↓↓↓
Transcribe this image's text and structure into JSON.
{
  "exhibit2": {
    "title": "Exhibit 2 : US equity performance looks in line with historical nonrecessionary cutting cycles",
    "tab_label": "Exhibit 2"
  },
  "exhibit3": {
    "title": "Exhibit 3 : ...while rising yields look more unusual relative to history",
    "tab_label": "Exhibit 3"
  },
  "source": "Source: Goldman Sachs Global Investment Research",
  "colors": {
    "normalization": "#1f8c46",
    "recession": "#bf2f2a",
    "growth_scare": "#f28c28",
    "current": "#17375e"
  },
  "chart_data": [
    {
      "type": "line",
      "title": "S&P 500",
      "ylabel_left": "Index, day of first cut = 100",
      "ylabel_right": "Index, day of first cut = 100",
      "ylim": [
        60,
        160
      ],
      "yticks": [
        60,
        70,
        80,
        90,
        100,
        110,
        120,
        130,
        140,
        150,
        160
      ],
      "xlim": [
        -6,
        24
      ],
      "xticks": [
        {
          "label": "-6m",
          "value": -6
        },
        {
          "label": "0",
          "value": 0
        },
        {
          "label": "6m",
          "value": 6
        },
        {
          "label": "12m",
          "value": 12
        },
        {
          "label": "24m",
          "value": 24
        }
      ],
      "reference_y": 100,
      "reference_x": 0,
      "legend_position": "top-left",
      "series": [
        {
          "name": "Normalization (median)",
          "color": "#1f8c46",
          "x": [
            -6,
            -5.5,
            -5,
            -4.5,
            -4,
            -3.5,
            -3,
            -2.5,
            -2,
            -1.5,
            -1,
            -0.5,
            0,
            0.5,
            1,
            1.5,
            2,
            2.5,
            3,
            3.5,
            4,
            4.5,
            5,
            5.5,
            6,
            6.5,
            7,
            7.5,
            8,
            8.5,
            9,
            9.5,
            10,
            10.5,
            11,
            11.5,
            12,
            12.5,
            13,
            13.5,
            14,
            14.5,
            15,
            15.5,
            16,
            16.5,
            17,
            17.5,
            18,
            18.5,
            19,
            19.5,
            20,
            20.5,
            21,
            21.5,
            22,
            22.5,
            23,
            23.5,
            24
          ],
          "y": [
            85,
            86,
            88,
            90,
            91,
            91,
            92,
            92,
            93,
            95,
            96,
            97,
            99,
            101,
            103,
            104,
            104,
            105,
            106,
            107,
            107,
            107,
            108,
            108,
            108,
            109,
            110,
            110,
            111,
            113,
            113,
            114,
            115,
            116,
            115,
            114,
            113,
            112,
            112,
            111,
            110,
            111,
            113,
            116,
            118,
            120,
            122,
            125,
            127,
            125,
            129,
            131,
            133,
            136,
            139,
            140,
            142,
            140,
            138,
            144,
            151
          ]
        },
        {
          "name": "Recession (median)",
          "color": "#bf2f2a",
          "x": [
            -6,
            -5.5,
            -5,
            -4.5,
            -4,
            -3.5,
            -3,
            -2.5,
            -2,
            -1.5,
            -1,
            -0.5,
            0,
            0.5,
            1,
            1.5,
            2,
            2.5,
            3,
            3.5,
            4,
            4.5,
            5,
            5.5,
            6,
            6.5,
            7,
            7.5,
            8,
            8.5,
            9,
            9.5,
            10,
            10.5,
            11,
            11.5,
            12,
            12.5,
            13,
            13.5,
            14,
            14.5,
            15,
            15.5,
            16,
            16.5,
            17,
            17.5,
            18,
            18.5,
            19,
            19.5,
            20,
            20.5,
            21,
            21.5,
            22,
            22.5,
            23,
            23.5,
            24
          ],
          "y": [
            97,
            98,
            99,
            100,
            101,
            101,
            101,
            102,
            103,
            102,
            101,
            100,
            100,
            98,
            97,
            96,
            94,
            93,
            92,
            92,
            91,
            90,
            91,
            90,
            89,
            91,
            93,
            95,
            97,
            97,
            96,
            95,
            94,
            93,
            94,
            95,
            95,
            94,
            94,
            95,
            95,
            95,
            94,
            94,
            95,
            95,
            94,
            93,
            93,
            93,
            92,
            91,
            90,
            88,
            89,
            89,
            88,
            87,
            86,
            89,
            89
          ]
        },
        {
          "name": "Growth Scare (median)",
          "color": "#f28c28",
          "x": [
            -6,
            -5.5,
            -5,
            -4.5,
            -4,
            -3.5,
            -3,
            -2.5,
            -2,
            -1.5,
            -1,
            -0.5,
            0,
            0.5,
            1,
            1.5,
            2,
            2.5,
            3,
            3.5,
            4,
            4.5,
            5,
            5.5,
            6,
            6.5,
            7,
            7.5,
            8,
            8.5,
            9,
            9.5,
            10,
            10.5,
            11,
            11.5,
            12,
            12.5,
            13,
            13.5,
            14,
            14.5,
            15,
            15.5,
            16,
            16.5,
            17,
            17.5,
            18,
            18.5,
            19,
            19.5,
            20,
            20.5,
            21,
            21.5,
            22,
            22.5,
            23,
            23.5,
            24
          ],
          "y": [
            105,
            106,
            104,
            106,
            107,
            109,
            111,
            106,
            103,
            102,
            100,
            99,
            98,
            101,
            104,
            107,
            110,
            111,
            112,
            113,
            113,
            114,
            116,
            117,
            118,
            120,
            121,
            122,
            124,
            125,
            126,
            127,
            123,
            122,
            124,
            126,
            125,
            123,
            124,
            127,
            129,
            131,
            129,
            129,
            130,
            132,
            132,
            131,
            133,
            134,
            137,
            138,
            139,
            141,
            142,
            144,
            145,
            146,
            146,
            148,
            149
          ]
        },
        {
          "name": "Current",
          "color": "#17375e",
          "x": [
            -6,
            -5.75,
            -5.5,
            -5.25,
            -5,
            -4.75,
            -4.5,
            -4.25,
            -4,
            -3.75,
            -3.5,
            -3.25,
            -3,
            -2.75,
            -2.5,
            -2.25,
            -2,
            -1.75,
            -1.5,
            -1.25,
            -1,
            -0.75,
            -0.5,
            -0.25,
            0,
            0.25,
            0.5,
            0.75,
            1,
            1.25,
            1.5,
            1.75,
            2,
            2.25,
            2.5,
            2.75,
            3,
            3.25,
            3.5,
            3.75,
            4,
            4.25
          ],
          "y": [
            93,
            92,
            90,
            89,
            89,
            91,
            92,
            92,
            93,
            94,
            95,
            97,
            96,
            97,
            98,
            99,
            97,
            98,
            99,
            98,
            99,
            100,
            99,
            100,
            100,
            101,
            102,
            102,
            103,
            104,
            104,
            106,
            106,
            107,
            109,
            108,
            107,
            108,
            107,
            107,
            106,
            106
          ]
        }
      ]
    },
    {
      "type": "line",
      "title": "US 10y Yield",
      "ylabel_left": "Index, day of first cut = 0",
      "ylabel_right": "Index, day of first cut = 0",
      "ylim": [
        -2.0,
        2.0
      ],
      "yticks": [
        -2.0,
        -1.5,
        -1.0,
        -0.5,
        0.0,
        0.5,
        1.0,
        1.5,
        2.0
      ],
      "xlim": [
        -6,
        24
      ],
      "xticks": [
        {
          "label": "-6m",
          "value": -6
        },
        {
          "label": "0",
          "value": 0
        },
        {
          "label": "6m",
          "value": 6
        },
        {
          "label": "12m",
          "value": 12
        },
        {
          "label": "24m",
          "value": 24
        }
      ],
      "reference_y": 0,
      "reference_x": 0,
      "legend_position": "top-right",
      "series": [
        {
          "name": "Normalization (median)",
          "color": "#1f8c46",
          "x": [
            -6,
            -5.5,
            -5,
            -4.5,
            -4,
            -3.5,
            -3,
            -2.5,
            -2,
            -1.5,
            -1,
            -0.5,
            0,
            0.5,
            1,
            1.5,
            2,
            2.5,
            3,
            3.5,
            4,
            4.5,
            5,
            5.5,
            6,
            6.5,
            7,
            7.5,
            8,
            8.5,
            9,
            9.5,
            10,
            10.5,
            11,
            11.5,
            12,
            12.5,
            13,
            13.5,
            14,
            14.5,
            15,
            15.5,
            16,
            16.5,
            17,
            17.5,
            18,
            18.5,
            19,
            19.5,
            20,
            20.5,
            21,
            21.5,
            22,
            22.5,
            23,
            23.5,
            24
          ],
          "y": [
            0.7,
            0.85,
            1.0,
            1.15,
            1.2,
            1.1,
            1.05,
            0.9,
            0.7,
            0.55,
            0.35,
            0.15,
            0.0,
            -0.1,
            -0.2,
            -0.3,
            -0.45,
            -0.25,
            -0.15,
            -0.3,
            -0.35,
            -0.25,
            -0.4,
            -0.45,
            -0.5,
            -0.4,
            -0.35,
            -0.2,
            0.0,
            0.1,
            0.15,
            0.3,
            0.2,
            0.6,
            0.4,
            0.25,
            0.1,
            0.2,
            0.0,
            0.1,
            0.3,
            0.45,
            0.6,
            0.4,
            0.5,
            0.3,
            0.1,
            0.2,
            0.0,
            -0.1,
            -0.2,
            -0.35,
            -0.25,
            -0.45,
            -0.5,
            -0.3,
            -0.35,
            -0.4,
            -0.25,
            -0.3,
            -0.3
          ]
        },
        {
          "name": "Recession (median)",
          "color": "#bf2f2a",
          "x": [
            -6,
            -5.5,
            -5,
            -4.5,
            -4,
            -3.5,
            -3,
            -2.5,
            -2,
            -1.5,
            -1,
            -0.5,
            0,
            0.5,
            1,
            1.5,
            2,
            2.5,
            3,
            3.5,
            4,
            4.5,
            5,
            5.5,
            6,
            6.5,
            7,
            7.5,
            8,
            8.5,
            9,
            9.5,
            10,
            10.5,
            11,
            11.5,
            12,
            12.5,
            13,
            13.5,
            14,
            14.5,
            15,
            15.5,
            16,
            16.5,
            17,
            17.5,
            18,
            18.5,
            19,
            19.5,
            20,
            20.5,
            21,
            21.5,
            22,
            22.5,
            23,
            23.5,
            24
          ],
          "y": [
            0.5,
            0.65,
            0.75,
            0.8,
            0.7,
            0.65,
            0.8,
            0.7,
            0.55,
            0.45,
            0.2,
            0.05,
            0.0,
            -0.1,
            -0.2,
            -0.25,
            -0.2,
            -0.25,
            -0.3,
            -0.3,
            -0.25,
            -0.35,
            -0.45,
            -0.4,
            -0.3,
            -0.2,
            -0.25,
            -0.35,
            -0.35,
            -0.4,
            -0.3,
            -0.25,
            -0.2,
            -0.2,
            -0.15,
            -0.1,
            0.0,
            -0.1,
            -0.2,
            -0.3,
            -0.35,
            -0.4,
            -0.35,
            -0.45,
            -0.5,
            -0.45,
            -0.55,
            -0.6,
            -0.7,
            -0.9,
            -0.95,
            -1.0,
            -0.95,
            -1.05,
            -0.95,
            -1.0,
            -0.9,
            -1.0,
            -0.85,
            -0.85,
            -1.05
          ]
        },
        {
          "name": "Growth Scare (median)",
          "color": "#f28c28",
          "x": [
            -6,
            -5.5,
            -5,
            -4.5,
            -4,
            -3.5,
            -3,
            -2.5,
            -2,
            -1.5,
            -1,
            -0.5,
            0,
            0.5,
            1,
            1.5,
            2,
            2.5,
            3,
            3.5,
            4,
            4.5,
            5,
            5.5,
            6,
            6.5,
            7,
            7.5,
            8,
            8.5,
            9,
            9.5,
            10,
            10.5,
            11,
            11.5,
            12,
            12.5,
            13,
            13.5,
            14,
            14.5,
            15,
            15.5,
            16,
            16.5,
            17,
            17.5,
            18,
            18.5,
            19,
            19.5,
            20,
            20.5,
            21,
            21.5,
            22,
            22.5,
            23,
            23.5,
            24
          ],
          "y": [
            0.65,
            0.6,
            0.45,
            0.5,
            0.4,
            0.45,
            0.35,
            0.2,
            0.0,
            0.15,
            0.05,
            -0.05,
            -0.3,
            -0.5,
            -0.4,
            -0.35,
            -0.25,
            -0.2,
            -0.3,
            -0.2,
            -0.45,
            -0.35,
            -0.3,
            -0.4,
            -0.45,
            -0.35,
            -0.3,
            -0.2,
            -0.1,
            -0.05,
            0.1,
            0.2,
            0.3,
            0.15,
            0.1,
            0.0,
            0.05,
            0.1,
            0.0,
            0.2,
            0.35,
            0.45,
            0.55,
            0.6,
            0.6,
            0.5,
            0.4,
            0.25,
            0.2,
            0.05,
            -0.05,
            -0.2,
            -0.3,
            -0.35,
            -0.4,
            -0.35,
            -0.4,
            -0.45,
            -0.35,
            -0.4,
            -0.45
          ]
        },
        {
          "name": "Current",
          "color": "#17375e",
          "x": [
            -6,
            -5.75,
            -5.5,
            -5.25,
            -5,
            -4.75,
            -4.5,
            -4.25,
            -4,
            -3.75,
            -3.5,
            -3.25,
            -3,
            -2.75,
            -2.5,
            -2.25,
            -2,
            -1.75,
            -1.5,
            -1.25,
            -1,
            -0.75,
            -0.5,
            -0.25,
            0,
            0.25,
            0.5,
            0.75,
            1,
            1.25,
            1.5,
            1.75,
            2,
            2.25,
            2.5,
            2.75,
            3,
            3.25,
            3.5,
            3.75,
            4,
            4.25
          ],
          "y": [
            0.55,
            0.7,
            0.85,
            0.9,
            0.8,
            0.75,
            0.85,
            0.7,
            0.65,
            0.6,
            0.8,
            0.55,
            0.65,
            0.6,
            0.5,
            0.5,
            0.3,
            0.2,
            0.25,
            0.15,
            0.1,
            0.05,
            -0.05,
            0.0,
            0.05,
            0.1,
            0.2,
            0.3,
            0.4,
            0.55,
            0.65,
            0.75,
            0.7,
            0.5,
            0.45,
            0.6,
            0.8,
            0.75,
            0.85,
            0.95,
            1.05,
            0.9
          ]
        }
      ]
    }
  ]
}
↑↑↑
*TASK TO CARRY OUT*. Out of the material above, select every line that holds the string "title".

*COMPLETE RESPONSE*.
    "title": "Exhibit 2 : US equity performance looks in line with historical nonrecessionary cutting cycles",
    "title": "Exhibit 3 : ...while rising yields look more unusual relative to history",
      "title": "S&P 500",
      "title": "US 10y Yield",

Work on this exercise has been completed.